### What you need to do
Only a number is wanted here: the number of lines of the data that include "labels".

BEGIN Records supplied

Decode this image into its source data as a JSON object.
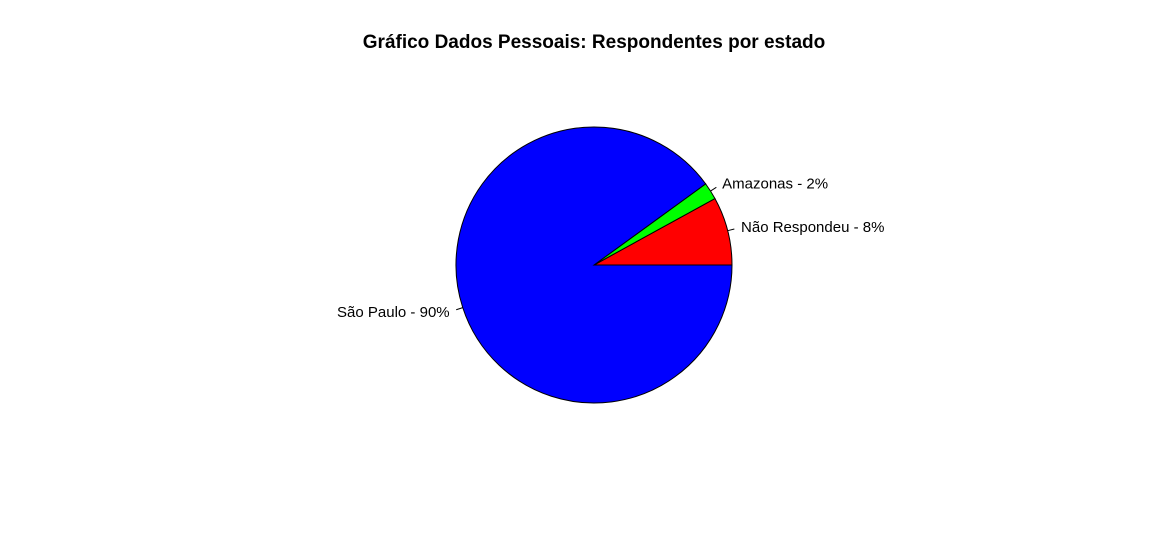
{
  "chart_data": {
    "type": "pie",
    "title": "Gráfico Dados Pessoais: Respondentes por estado",
    "categories": [
      "Não Respondeu",
      "Amazonas",
      "São Paulo"
    ],
    "values": [
      8,
      2,
      90
    ],
    "labels": [
      "Não Respondeu - 8%",
      "Amazonas - 2%",
      "São Paulo - 90%"
    ],
    "colors": [
      "#ff0000",
      "#00ff00",
      "#0000ff"
    ],
    "start_angle_deg": 0,
    "direction": "counterclockwise"
  }
}
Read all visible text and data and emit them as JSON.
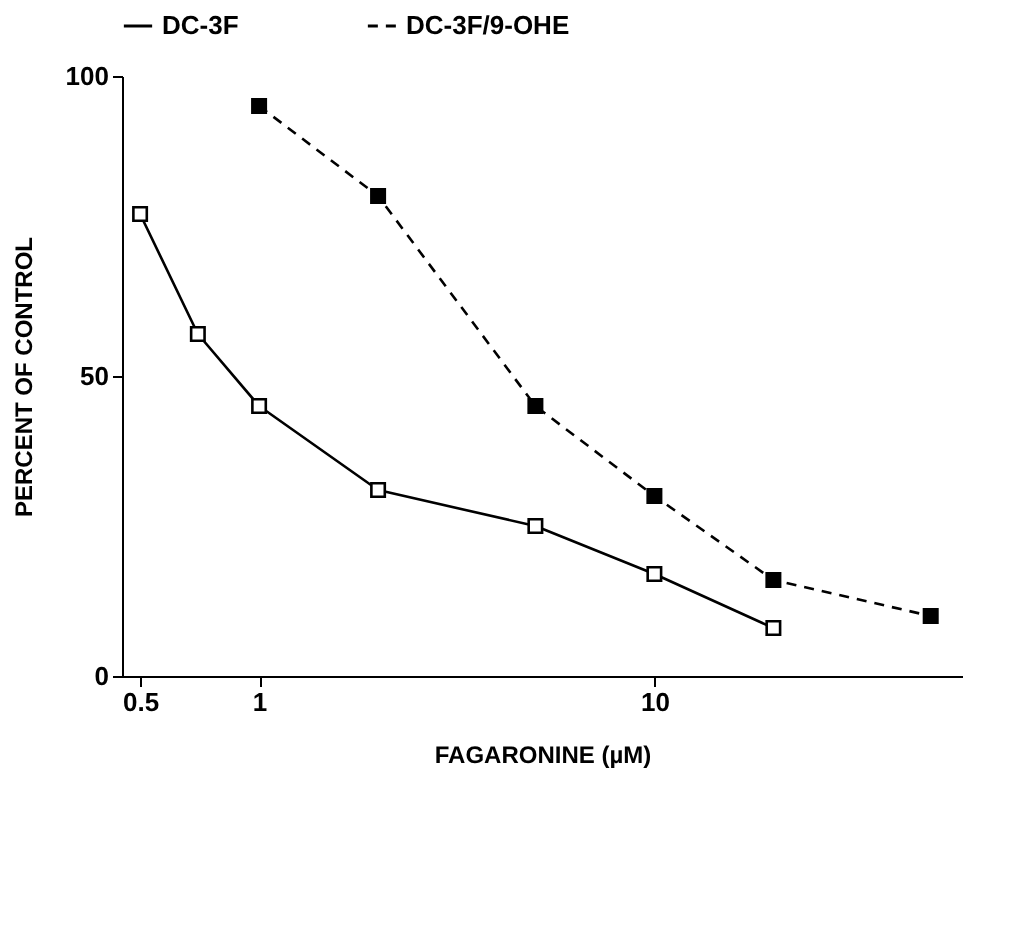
{
  "chart_data": {
    "type": "line",
    "xlabel": "FAGARONINE (µM)",
    "ylabel": "PERCENT OF CONTROL",
    "log": "x",
    "xlim": [
      0.45,
      60
    ],
    "xticks": [
      0.5,
      1,
      10
    ],
    "ylim": [
      0,
      100
    ],
    "yticks": [
      0,
      50,
      100
    ],
    "grid": false,
    "legend": "top",
    "marker": "square",
    "series": [
      {
        "name": "DC-3F",
        "color": "#000000",
        "line_style": "solid",
        "x": [
          0.5,
          0.7,
          1,
          2,
          5,
          10,
          20
        ],
        "values": [
          77,
          57,
          45,
          31,
          25,
          17,
          8
        ]
      },
      {
        "name": "DC-3F/9-OHE",
        "color": "#000000",
        "line_style": "dashed",
        "x": [
          1,
          2,
          5,
          10,
          20,
          50
        ],
        "values": [
          95,
          80,
          45,
          30,
          16,
          10
        ]
      }
    ]
  }
}
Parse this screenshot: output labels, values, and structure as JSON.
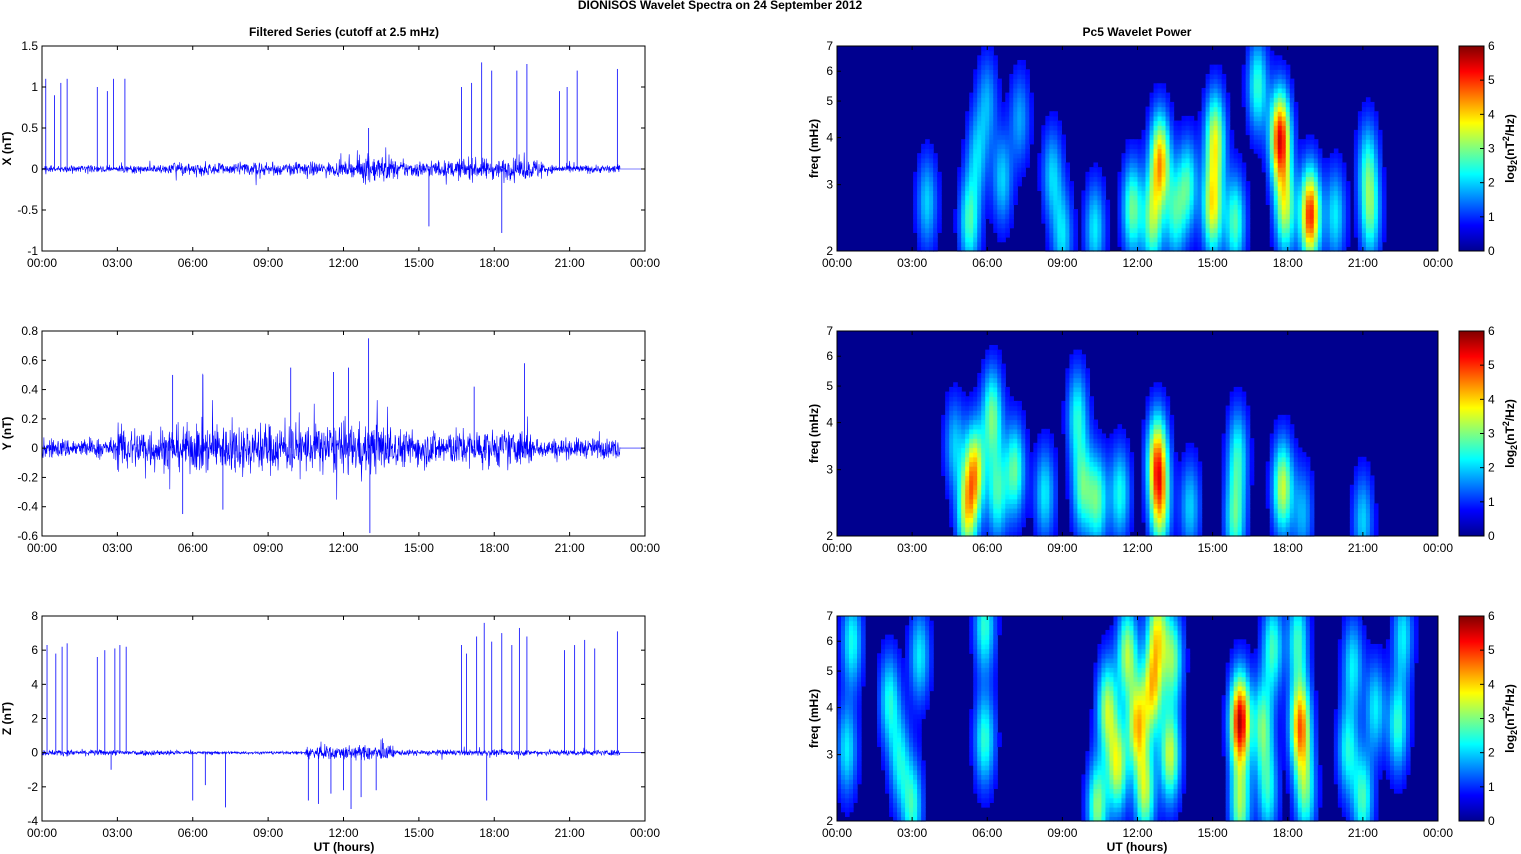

END Records supplied

### Final answer
2